Determine which lines of the records include the word "poderes", and copy them.

Saved data entries:
* * * * *
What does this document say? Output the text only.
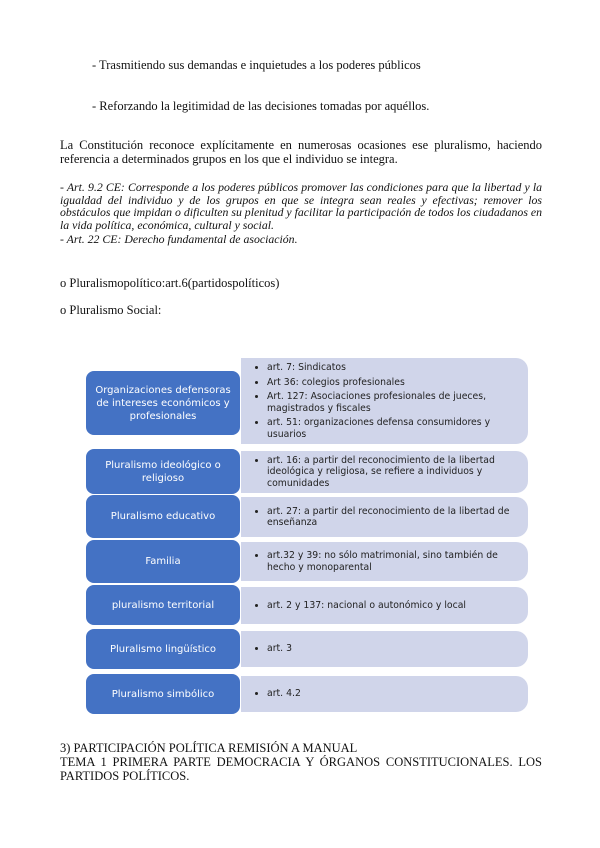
- Trasmitiendo sus demandas e inquietudes a los poderes públicos
- Reforzando la legitimidad de las decisiones tomadas por aquéllos.
La Constitución reconoce explícitamente en numerosas ocasiones ese pluralismo, haciendo referencia a determinados grupos en los que el individuo se integra.
- Art. 9.2 CE: Corresponde a los poderes públicos promover las condiciones para que la libertad y la igualdad del individuo y de los grupos en que se integra sean reales y efectivas; remover los obstáculos que impidan o dificulten su plenitud y facilitar la participación de todos los ciudadanos en la vida política, económica, cultural y social.
- Art. 22 CE: Derecho fundamental de asociación.
o Pluralismopolítico:art.6(partidospolíticos)
o Pluralismo Social:
• art. 7: Sindicatos
• Art 36: colegios profesionales
• Art. 127: Asociaciones profesionales de jueces, magistrados y fiscales
• art. 51: organizaciones defensa consumidores y usuarios
Organizaciones defensoras de intereses económicos y profesionales
• art. 16: a partir del reconocimiento de la libertad ideológica y religiosa, se refiere a individuos y comunidades
Pluralismo ideológico o religioso
• art. 27: a partir del reconocimiento de la libertad de enseñanza
Pluralismo educativo
• art.32 y 39: no sólo matrimonial, sino también de hecho y monoparental
Familia
• art. 2 y 137: nacional o autonómico y local
pluralismo territorial
• art. 3
Pluralismo lingüístico
• art. 4.2
Pluralismo simbólico
3) PARTICIPACIÓN POLÍTICA REMISIÓN A MANUAL
TEMA 1 PRIMERA PARTE DEMOCRACIA Y ÓRGANOS CONSTITUCIONALES. LOS PARTIDOS POLÍTICOS.
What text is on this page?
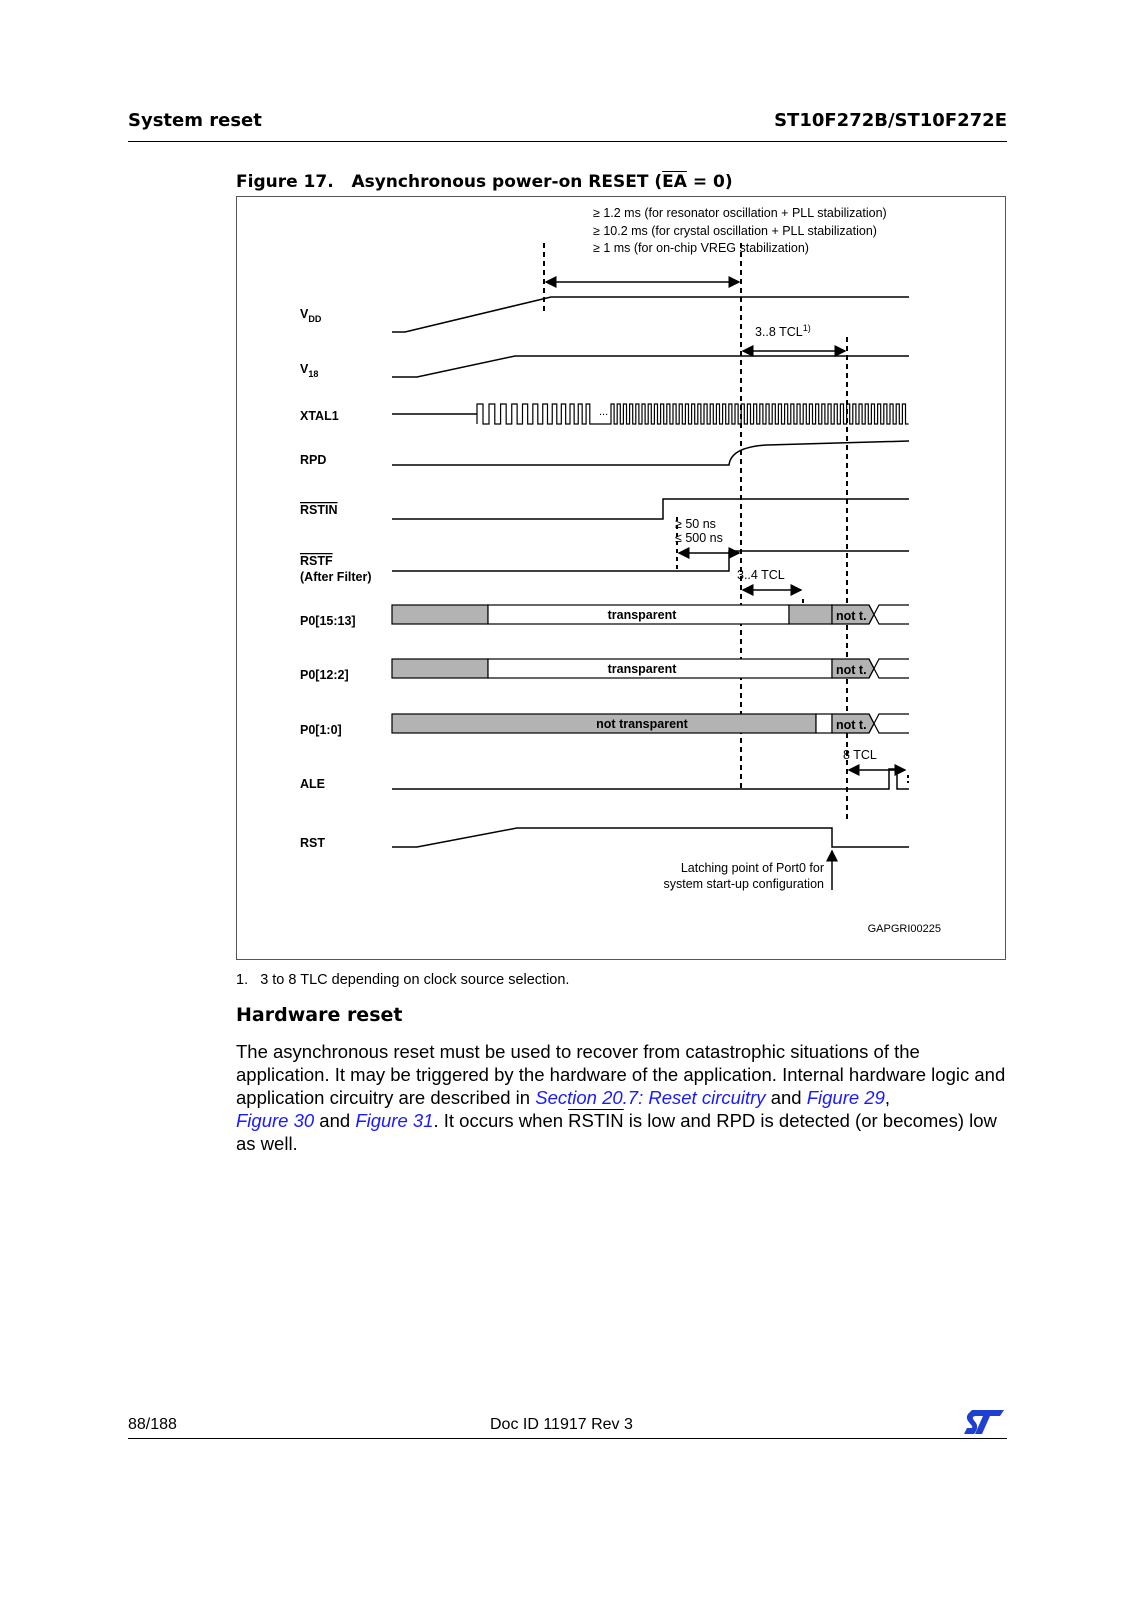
System reset	ST10F272B/ST10F272E
Figure 17. Asynchronous power-on RESET $(\overline{EA} = 0)$
≥ 1.2 ms (for resonator oscillation + PLL stabilization)
≥ 10.2 ms (for crystal oscillation + PLL stabilization)
≥ 1 ms (for on-chip VREG stabilization)
3..8 $TCL^{1)}$
≥ 50 ns
≤ 500 ns
3..4 TCL
8 TCL
$V_{DD}$
$V_{18}$
XTAL1
RPD
RSTIN
RSTF
(After Filter)
P0[15:13]
P0[12:2]
P0[1:0]
ALE
RST
...
transparent	not t.
transparent	not t.
not transparent	not t.
Latching point of Port0 for
system start-up configuration
GAPGRI00225
1. 3 to 8 TLC depending on clock source selection.
Hardware reset
The asynchronous reset must be used to recover from catastrophic situations of the application. It may be triggered by the hardware of the application. Internal hardware logic and application circuitry are described in Section 20.7: Reset circuitry and Figure 29,
Figure 30 and Figure 31. It occurs when RSTIN is low and RPD is detected (or becomes) low as well.
88/188	Doc ID 11917 Rev 3
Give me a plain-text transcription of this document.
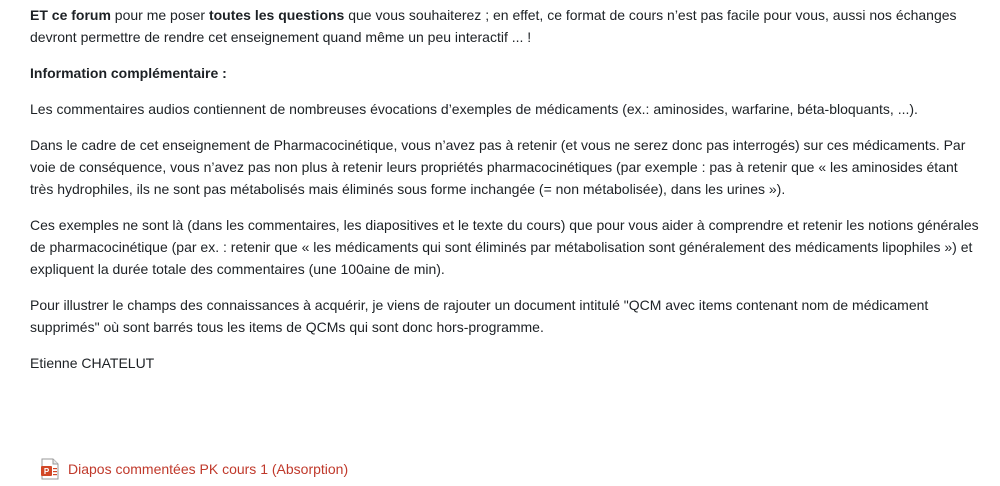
ET ce forum pour me poser toutes les questions que vous souhaiterez ; en effet, ce format de cours n’est pas facile pour vous, aussi nos échanges devront permettre de rendre cet enseignement quand même un peu interactif ... !

Information complémentaire :

Les commentaires audios contiennent de nombreuses évocations d’exemples de médicaments (ex.: aminosides, warfarine, béta-bloquants, ...).

Dans le cadre de cet enseignement de Pharmacocinétique, vous n’avez pas à retenir (et vous ne serez donc pas interrogés) sur ces médicaments. Par voie de conséquence, vous n’avez pas non plus à retenir leurs propriétés pharmacocinétiques (par exemple : pas à retenir que « les aminosides étant très hydrophiles, ils ne sont pas métabolisés mais éliminés sous forme inchangée (= non métabolisée), dans les urines »).

Ces exemples ne sont là (dans les commentaires, les diapositives et le texte du cours) que pour vous aider à comprendre et retenir les notions générales de pharmacocinétique (par ex. : retenir que « les médicaments qui sont éliminés par métabolisation sont généralement des médicaments lipophiles ») et expliquent la durée totale des commentaires (une 100aine de min).

Pour illustrer le champs des connaissances à acquérir, je viens de rajouter un document intitulé "QCM avec items contenant nom de médicament supprimés" où sont barrés tous les items de QCMs qui sont donc hors-programme.

Etienne CHATELUT

P Diapos commentées PK cours 1 (Absorption)
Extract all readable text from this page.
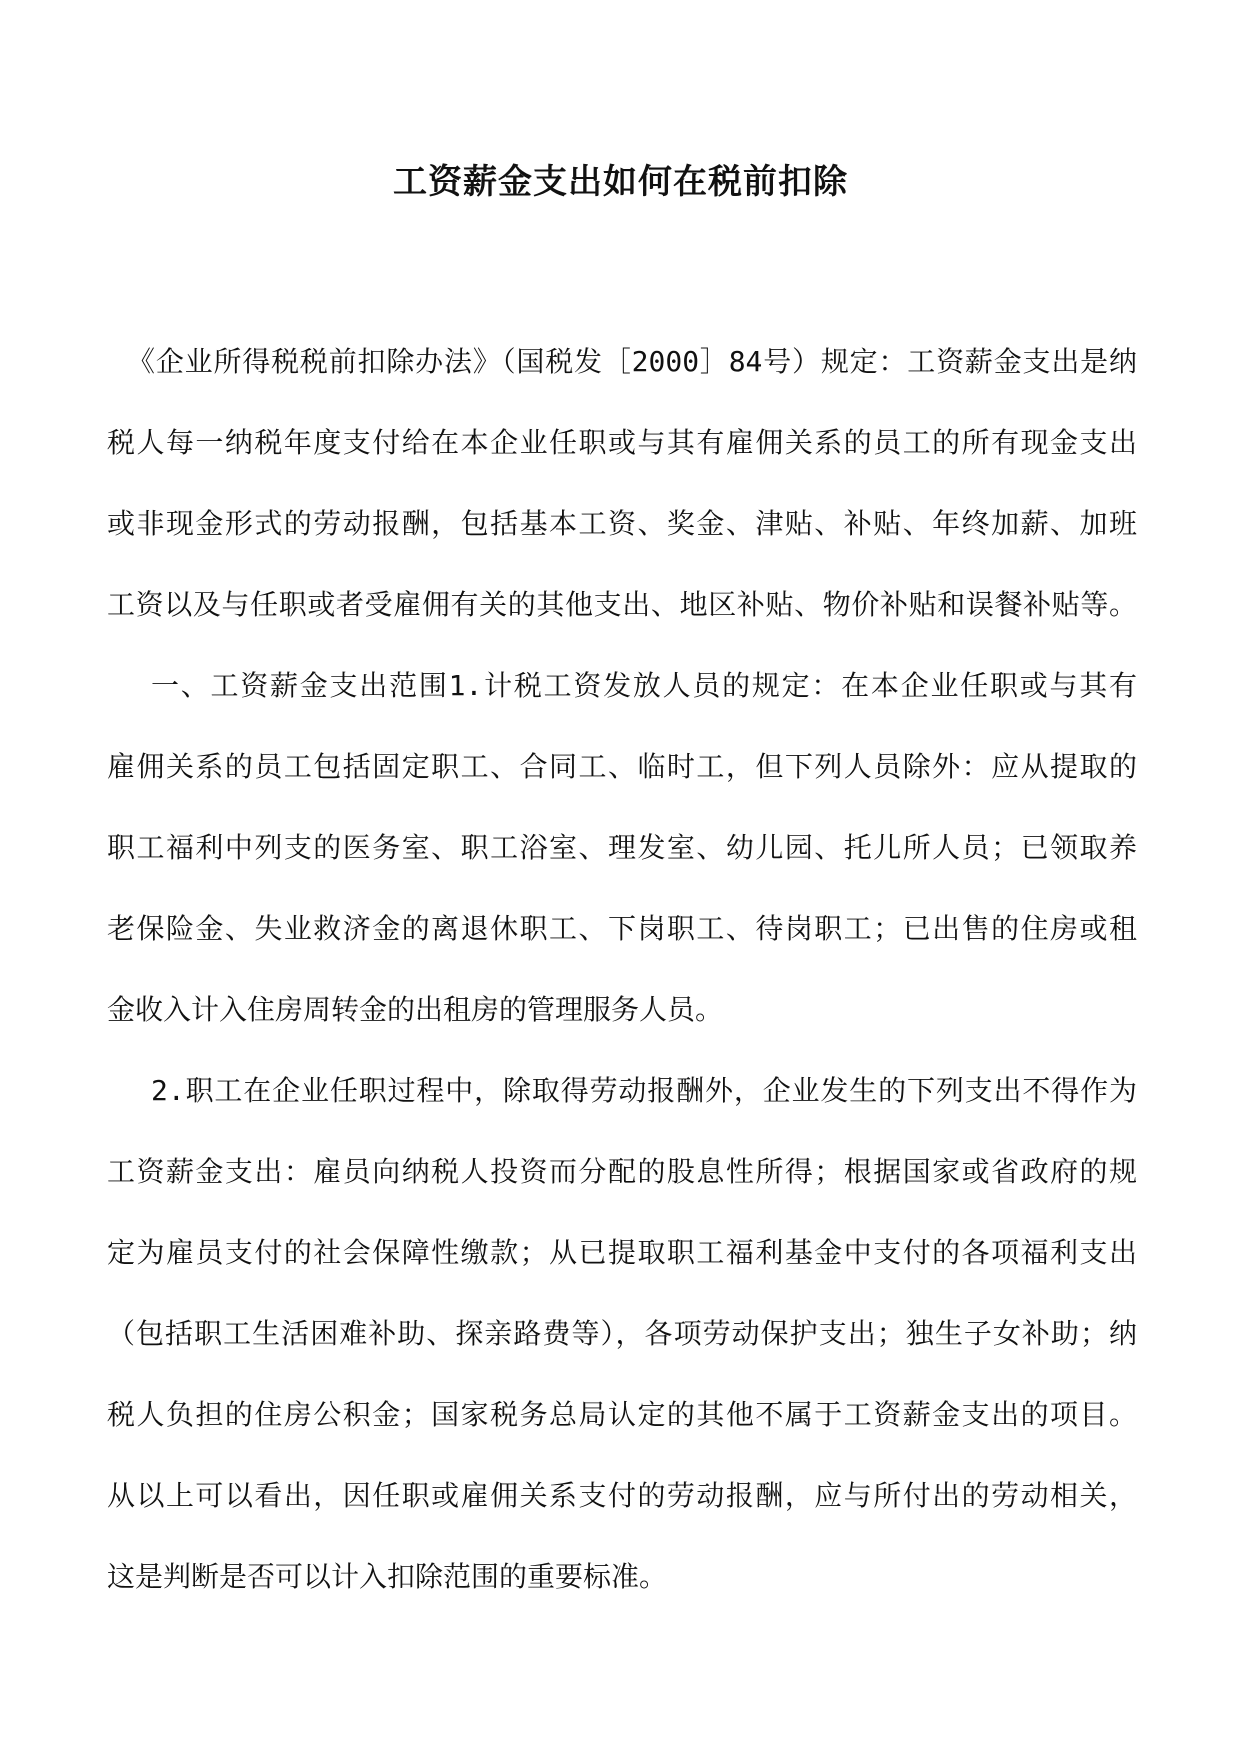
工资薪金支出如何在税前扣除
《企业所得税税前扣除办法》（国税发［2000］84号）规定：工资薪金支出是纳
税人每一纳税年度支付给在本企业任职或与其有雇佣关系的员工的所有现金支出
或非现金形式的劳动报酬，包括基本工资、奖金、津贴、补贴、年终加薪、加班
工资以及与任职或者受雇佣有关的其他支出、地区补贴、物价补贴和误餐补贴等。
一、工资薪金支出范围1.计税工资发放人员的规定：在本企业任职或与其有
雇佣关系的员工包括固定职工、合同工、临时工，但下列人员除外：应从提取的
职工福利中列支的医务室、职工浴室、理发室、幼儿园、托儿所人员；已领取养
老保险金、失业救济金的离退休职工、下岗职工、待岗职工；已出售的住房或租
金收入计入住房周转金的出租房的管理服务人员。
2.职工在企业任职过程中，除取得劳动报酬外，企业发生的下列支出不得作为
工资薪金支出：雇员向纳税人投资而分配的股息性所得；根据国家或省政府的规
定为雇员支付的社会保障性缴款；从已提取职工福利基金中支付的各项福利支出
（包括职工生活困难补助、探亲路费等），各项劳动保护支出；独生子女补助；纳
税人负担的住房公积金；国家税务总局认定的其他不属于工资薪金支出的项目。
从以上可以看出，因任职或雇佣关系支付的劳动报酬，应与所付出的劳动相关，
这是判断是否可以计入扣除范围的重要标准。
* * * * *
Reply —
- Trasmitiendo sus demandas e inquietudes a los poderes públicos
- Art. 9.2 CE: Corresponde a los poderes públicos promover las condiciones para que la libertad y la igualdad del individuo y de los grupos en que se integra sean reales y efectivas; remover los obstáculos que impidan o dificulten su plenitud y facilitar la participación de todos los ciudadanos en la vida política, económica, cultural y social.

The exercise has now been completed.